▸ PROBLEM STATEMENT: Output every entry exactly as written, skipping any pictures.

Dataset items:
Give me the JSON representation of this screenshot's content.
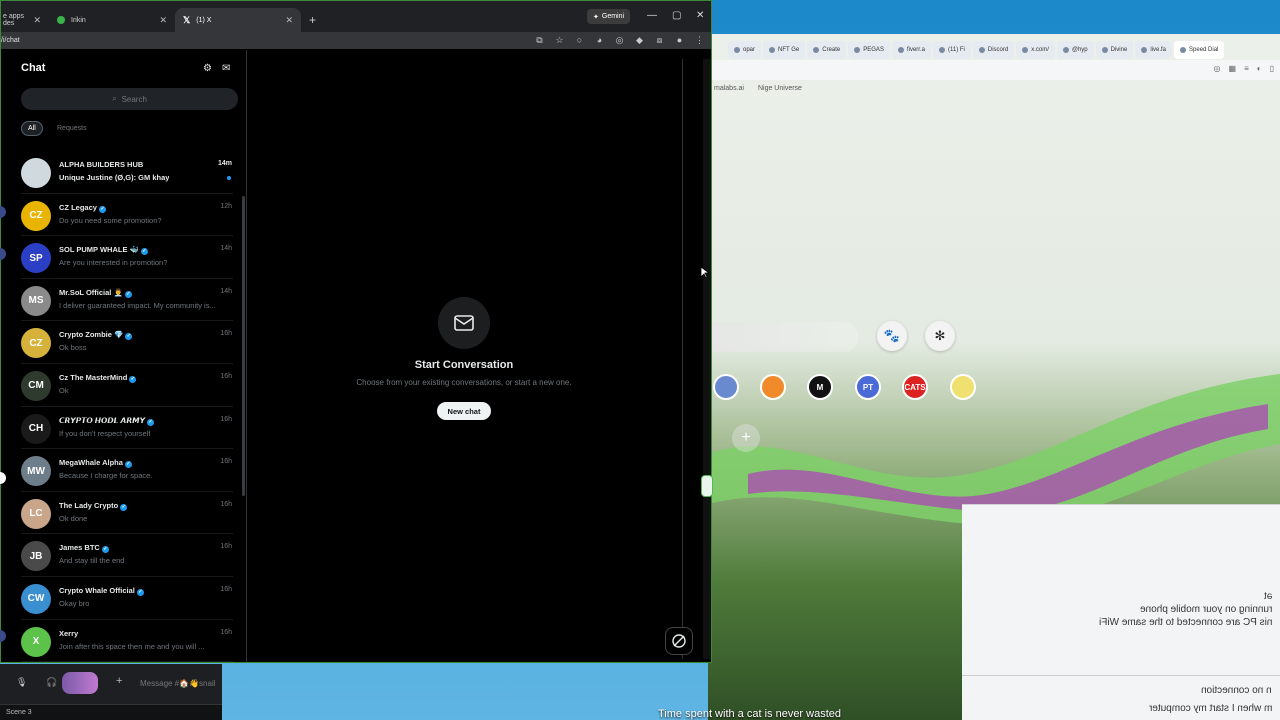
{
  "tabs": [
    {
      "label": "e apps des",
      "favicon_color": "#d9d9d9"
    },
    {
      "label": "Irikin",
      "favicon_color": "#3cb34a"
    },
    {
      "label": "(1) X",
      "favicon_color": "#ffffff"
    }
  ],
  "gemini_label": "Gemini",
  "url": "/i/chat",
  "chat": {
    "title": "Chat",
    "search_placeholder": "Search",
    "filters": {
      "all": "All",
      "requests": "Requests"
    },
    "conversations": [
      {
        "name": "ALPHA BUILDERS HUB",
        "preview": "Unique Justine (Ø,G): GM khay",
        "time": "14m",
        "unread": true,
        "verified": false,
        "avatar_color": "#cfd9de",
        "avatar_text": ""
      },
      {
        "name": "CZ Legacy",
        "preview": "Do you need some promotion?",
        "time": "12h",
        "unread": false,
        "verified": true,
        "avatar_color": "#e8b400",
        "avatar_text": "CZ"
      },
      {
        "name": "SOL PUMP WHALE 🐳",
        "preview": "Are you interested in promotion?",
        "time": "14h",
        "unread": false,
        "verified": true,
        "avatar_color": "#2b3fc4",
        "avatar_text": "SP"
      },
      {
        "name": "Mr.SoL Official 👨‍💼",
        "preview": "I deliver guaranteed impact. My community is...",
        "time": "14h",
        "unread": false,
        "verified": true,
        "avatar_color": "#8a8a8a",
        "avatar_text": "MS"
      },
      {
        "name": "Crypto Zombie 💎",
        "preview": "Ok boss",
        "time": "16h",
        "unread": false,
        "verified": true,
        "avatar_color": "#d6b23a",
        "avatar_text": "CZ"
      },
      {
        "name": "Cz The MasterMind",
        "preview": "Ok",
        "time": "16h",
        "unread": false,
        "verified": true,
        "avatar_color": "#2e3a2e",
        "avatar_text": "CM"
      },
      {
        "name": "𝘾𝙍𝙔𝙋𝙏𝙊 𝙃𝙊𝘿𝙇 𝘼𝙍𝙈𝙔",
        "preview": "If you don't respect yourself",
        "time": "16h",
        "unread": false,
        "verified": true,
        "avatar_color": "#1a1a1a",
        "avatar_text": "CH"
      },
      {
        "name": "MegaWhale Alpha",
        "preview": "Because I charge for space.",
        "time": "16h",
        "unread": false,
        "verified": true,
        "avatar_color": "#6e7d8a",
        "avatar_text": "MW"
      },
      {
        "name": "The Lady Crypto",
        "preview": "Ok done",
        "time": "16h",
        "unread": false,
        "verified": true,
        "avatar_color": "#c9a58a",
        "avatar_text": "LC"
      },
      {
        "name": "James BTC",
        "preview": "And stay till the end",
        "time": "16h",
        "unread": false,
        "verified": true,
        "avatar_color": "#4a4a4a",
        "avatar_text": "JB"
      },
      {
        "name": "Crypto Whale Official",
        "preview": "Okay bro",
        "time": "16h",
        "unread": false,
        "verified": true,
        "avatar_color": "#3a8fd0",
        "avatar_text": "CW"
      },
      {
        "name": "Xerry",
        "preview": "Join after this space then me and you will ...",
        "time": "16h",
        "unread": false,
        "verified": false,
        "avatar_color": "#5cc24a",
        "avatar_text": "X"
      }
    ]
  },
  "empty_state": {
    "title": "Start Conversation",
    "subtitle": "Choose from your existing conversations, or start a new one.",
    "button": "New chat"
  },
  "bg_browser": {
    "tabs": [
      "opar",
      "NFT Ge",
      "Create",
      "PEGAS",
      "fiverr.a",
      "(11) Fi",
      "Discord",
      "x.com/",
      "@hyp",
      "Divine",
      "live.fa",
      "Speed Dial"
    ],
    "bookmarks": [
      "malabs.ai",
      "Nige Universe"
    ],
    "speed_dial": [
      "",
      "",
      "M",
      "PT",
      "CATS",
      ""
    ],
    "dialog_lines": [
      "ət",
      "running on your mobile phone",
      "nis PC are connected to the same WiFi",
      "n no connection",
      "m when I start my computer"
    ],
    "caption": "Time spent with a cat is never wasted"
  },
  "bottom_bar": {
    "message_placeholder": "Message #🏠👋snail",
    "scene_label": "Scene 3"
  }
}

▸ PROBLEM SOLUTION:
Give me the JSON representation of this screenshot's content.
{
  "tabs": [
    {
      "label": "e apps des",
      "favicon_color": "#d9d9d9"
    },
    {
      "label": "Irikin",
      "favicon_color": "#3cb34a"
    },
    {
      "label": "(1) X",
      "favicon_color": "#ffffff"
    }
  ],
  "gemini_label": "Gemini",
  "url": "/i/chat",
  "chat": {
    "title": "Chat",
    "search_placeholder": "Search",
    "filters": {
      "all": "All",
      "requests": "Requests"
    },
    "conversations": [
      {
        "name": "ALPHA BUILDERS HUB",
        "preview": "Unique Justine (Ø,G): GM khay",
        "time": "14m",
        "unread": true,
        "verified": false,
        "avatar_color": "#cfd9de",
        "avatar_text": ""
      },
      {
        "name": "CZ Legacy",
        "preview": "Do you need some promotion?",
        "time": "12h",
        "unread": false,
        "verified": true,
        "avatar_color": "#e8b400",
        "avatar_text": "CZ"
      },
      {
        "name": "SOL PUMP WHALE 🐳",
        "preview": "Are you interested in promotion?",
        "time": "14h",
        "unread": false,
        "verified": true,
        "avatar_color": "#2b3fc4",
        "avatar_text": "SP"
      },
      {
        "name": "Mr.SoL Official 👨‍💼",
        "preview": "I deliver guaranteed impact. My community is...",
        "time": "14h",
        "unread": false,
        "verified": true,
        "avatar_color": "#8a8a8a",
        "avatar_text": "MS"
      },
      {
        "name": "Crypto Zombie 💎",
        "preview": "Ok boss",
        "time": "16h",
        "unread": false,
        "verified": true,
        "avatar_color": "#d6b23a",
        "avatar_text": "CZ"
      },
      {
        "name": "Cz The MasterMind",
        "preview": "Ok",
        "time": "16h",
        "unread": false,
        "verified": true,
        "avatar_color": "#2e3a2e",
        "avatar_text": "CM"
      },
      {
        "name": "𝘾𝙍𝙔𝙋𝙏𝙊 𝙃𝙊𝘿𝙇 𝘼𝙍𝙈𝙔",
        "preview": "If you don't respect yourself",
        "time": "16h",
        "unread": false,
        "verified": true,
        "avatar_color": "#1a1a1a",
        "avatar_text": "CH"
      },
      {
        "name": "MegaWhale Alpha",
        "preview": "Because I charge for space.",
        "time": "16h",
        "unread": false,
        "verified": true,
        "avatar_color": "#6e7d8a",
        "avatar_text": "MW"
      },
      {
        "name": "The Lady Crypto",
        "preview": "Ok done",
        "time": "16h",
        "unread": false,
        "verified": true,
        "avatar_color": "#c9a58a",
        "avatar_text": "LC"
      },
      {
        "name": "James BTC",
        "preview": "And stay till the end",
        "time": "16h",
        "unread": false,
        "verified": true,
        "avatar_color": "#4a4a4a",
        "avatar_text": "JB"
      },
      {
        "name": "Crypto Whale Official",
        "preview": "Okay bro",
        "time": "16h",
        "unread": false,
        "verified": true,
        "avatar_color": "#3a8fd0",
        "avatar_text": "CW"
      },
      {
        "name": "Xerry",
        "preview": "Join after this space then me and you will ...",
        "time": "16h",
        "unread": false,
        "verified": false,
        "avatar_color": "#5cc24a",
        "avatar_text": "X"
      }
    ]
  },
  "empty_state": {
    "title": "Start Conversation",
    "subtitle": "Choose from your existing conversations, or start a new one.",
    "button": "New chat"
  },
  "bg_browser": {
    "tabs": [
      "opar",
      "NFT Ge",
      "Create",
      "PEGAS",
      "fiverr.a",
      "(11) Fi",
      "Discord",
      "x.com/",
      "@hyp",
      "Divine",
      "live.fa",
      "Speed Dial"
    ],
    "bookmarks": [
      "malabs.ai",
      "Nige Universe"
    ],
    "speed_dial": [
      "",
      "",
      "M",
      "PT",
      "CATS",
      ""
    ],
    "dialog_lines": [
      "ət",
      "running on your mobile phone",
      "nis PC are connected to the same WiFi",
      "n no connection",
      "m when I start my computer"
    ],
    "caption": "Time spent with a cat is never wasted"
  },
  "bottom_bar": {
    "message_placeholder": "Message #🏠👋snail",
    "scene_label": "Scene 3"
  }
}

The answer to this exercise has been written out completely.